------ Input material

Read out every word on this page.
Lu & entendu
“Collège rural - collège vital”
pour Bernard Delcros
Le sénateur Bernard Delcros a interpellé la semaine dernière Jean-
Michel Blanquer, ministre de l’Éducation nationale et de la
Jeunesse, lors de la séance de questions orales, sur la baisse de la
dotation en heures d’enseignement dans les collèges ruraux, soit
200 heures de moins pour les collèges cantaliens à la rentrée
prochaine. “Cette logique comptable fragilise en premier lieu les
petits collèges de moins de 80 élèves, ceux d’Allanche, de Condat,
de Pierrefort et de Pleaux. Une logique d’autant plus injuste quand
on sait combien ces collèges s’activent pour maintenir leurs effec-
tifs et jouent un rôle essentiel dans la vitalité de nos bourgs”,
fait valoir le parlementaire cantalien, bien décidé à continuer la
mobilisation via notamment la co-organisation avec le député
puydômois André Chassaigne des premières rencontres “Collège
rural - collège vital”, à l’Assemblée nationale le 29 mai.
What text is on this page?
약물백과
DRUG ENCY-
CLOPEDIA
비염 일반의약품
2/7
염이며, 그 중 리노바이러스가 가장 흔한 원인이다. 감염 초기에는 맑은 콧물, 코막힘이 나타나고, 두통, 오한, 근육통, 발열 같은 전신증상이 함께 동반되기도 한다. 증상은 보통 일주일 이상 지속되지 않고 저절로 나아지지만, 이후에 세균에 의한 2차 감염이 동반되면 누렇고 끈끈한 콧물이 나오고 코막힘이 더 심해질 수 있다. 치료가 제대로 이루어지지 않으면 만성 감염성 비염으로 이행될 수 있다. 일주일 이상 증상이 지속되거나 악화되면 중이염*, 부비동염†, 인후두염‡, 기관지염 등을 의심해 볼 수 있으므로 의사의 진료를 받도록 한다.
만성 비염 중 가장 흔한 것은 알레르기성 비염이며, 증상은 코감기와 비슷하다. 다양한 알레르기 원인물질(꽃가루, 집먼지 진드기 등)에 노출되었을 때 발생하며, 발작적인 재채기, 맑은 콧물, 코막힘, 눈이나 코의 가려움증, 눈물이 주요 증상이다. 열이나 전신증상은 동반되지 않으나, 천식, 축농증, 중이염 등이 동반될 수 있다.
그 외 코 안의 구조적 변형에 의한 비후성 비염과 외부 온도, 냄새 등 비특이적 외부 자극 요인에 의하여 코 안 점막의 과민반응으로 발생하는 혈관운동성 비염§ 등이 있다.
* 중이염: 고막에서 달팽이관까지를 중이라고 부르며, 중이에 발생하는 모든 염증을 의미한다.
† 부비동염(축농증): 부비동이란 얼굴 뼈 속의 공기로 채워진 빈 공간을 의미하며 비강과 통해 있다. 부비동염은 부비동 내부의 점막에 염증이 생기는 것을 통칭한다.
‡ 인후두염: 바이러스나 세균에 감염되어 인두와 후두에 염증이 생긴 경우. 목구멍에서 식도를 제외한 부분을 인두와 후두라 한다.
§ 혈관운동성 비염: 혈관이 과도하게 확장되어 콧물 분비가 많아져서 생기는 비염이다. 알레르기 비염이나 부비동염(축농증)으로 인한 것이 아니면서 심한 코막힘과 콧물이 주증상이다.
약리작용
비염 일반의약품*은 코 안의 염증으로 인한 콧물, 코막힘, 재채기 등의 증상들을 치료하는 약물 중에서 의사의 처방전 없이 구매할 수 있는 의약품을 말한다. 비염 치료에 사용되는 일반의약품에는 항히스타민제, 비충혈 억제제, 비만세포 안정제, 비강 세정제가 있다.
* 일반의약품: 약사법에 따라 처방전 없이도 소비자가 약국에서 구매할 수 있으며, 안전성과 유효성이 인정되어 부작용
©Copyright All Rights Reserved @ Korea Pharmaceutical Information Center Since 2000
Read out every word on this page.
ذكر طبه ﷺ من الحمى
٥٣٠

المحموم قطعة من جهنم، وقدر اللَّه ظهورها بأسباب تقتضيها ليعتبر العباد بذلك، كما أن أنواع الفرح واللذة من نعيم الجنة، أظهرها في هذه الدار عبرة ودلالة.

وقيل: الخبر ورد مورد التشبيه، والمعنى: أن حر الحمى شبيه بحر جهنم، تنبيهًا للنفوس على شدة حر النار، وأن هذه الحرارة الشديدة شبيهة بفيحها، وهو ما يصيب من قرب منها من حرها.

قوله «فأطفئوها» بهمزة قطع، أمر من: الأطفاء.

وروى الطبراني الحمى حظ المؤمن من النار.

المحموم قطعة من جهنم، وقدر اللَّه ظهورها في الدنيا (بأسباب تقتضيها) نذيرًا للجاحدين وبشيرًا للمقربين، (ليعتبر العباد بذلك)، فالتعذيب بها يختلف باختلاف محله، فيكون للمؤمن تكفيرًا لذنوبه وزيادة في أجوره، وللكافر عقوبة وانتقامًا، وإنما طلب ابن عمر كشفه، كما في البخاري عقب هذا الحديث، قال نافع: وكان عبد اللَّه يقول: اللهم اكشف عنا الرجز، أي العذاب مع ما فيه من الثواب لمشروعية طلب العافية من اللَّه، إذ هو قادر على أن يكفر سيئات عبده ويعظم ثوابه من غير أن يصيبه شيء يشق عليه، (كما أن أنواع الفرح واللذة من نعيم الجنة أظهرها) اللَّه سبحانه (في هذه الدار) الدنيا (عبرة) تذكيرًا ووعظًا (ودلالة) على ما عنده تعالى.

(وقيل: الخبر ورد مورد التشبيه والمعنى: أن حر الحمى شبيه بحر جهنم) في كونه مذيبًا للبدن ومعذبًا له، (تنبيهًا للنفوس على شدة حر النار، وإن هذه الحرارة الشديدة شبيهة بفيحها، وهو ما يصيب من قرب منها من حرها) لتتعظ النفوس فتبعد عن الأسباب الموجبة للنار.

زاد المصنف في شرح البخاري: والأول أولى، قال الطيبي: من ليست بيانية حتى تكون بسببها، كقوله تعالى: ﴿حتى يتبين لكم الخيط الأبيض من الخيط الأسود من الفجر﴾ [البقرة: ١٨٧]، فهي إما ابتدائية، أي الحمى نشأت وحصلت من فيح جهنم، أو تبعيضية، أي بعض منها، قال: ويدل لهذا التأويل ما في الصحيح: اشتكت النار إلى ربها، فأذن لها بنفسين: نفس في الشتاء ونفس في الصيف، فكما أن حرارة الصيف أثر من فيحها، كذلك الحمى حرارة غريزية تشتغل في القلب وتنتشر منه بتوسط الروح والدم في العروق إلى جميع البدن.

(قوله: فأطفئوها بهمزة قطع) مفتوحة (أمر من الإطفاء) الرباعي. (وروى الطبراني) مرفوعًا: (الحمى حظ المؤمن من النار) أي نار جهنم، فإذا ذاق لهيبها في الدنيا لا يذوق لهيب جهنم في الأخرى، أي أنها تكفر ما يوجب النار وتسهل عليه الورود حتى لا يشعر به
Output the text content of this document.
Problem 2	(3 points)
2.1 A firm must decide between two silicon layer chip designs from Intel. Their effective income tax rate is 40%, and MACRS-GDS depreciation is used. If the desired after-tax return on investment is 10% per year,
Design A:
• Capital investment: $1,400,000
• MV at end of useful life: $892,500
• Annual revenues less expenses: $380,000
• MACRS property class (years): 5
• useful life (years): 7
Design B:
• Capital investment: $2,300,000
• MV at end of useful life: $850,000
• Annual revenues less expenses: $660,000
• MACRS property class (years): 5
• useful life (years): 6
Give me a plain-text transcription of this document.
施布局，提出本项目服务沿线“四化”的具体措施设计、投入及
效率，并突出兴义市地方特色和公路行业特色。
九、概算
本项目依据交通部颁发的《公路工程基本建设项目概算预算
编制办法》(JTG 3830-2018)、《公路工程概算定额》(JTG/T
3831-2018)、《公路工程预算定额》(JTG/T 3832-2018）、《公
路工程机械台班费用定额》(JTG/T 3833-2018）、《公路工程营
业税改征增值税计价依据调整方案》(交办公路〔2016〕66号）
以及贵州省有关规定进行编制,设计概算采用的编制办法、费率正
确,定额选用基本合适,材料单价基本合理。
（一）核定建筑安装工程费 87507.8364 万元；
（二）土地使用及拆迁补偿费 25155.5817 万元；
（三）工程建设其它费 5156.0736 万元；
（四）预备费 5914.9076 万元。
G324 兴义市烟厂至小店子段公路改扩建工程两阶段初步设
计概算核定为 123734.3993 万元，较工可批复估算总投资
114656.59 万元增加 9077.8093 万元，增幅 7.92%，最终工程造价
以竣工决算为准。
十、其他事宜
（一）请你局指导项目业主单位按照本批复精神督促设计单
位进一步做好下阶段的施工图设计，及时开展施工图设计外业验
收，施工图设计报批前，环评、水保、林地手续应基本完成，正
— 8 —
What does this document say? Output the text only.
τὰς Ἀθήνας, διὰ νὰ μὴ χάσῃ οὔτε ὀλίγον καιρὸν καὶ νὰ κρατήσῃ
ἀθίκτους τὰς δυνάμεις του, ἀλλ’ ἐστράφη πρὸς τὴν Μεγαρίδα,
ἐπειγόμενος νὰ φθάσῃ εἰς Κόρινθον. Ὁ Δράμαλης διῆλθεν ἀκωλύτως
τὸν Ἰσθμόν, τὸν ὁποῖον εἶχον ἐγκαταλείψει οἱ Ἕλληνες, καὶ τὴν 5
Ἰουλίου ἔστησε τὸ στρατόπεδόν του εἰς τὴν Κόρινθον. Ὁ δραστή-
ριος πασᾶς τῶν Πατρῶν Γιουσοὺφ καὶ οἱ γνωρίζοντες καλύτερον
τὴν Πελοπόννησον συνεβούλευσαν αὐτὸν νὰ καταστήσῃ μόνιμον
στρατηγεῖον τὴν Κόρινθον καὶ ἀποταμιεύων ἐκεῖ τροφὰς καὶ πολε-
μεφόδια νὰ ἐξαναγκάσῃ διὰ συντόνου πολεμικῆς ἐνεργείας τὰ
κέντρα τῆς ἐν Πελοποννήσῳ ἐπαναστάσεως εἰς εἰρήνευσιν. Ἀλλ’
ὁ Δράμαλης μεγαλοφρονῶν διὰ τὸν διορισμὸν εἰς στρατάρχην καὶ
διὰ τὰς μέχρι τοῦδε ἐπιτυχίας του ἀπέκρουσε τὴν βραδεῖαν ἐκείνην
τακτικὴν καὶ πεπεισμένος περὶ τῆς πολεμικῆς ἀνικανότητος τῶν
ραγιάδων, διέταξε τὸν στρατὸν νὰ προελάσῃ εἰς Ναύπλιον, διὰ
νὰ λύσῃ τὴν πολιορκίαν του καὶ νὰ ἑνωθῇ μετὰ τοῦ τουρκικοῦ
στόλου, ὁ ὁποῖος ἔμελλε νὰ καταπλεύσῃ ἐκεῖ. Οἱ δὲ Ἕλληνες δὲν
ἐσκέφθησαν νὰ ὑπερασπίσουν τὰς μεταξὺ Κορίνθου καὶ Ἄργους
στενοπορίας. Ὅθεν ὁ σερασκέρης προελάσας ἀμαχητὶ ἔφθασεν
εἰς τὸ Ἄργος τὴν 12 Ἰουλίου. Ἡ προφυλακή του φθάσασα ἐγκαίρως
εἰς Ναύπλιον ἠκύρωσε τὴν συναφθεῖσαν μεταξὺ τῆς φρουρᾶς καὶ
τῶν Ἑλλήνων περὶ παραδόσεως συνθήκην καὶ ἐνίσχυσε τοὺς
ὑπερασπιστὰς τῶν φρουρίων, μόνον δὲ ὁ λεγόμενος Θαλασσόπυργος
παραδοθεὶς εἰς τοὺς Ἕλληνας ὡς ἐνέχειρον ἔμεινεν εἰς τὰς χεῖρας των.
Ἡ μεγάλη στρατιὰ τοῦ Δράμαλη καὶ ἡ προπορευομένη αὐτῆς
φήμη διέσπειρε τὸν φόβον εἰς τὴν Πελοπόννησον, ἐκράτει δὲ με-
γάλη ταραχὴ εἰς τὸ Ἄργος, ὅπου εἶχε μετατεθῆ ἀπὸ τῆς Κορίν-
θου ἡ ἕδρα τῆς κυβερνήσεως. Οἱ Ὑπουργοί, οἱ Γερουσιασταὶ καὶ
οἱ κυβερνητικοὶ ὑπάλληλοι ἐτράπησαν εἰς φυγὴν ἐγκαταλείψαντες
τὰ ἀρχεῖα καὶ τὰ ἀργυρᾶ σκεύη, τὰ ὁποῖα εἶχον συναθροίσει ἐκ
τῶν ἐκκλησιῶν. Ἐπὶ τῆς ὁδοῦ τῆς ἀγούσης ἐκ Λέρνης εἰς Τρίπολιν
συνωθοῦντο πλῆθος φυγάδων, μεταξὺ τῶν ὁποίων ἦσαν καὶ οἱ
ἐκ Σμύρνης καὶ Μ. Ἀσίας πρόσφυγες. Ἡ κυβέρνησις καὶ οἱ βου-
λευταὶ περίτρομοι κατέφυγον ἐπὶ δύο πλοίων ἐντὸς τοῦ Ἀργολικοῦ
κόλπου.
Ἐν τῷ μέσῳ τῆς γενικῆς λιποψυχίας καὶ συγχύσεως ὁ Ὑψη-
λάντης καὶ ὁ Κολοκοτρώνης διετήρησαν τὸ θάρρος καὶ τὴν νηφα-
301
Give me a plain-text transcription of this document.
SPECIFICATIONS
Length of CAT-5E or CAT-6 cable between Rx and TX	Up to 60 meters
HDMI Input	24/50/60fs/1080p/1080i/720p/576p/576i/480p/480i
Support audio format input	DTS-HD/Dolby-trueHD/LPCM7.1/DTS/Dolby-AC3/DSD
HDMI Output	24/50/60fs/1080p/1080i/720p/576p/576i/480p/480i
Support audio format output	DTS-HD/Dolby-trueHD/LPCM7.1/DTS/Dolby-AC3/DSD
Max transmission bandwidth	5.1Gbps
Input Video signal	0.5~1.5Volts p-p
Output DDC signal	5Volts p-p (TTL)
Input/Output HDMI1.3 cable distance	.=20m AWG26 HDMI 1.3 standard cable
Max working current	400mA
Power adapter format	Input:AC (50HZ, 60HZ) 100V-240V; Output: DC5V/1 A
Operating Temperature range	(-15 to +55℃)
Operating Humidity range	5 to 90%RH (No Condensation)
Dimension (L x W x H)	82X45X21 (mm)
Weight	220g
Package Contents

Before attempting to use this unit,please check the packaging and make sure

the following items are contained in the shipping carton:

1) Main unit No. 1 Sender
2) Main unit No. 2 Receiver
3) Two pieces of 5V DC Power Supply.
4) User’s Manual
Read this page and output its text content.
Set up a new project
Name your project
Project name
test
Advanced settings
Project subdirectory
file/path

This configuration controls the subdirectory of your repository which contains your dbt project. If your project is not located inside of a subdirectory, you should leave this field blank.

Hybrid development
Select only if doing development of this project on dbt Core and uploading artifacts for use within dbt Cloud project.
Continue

------------

Report only how many lines in the records contain the word "expenses".

Answer: 2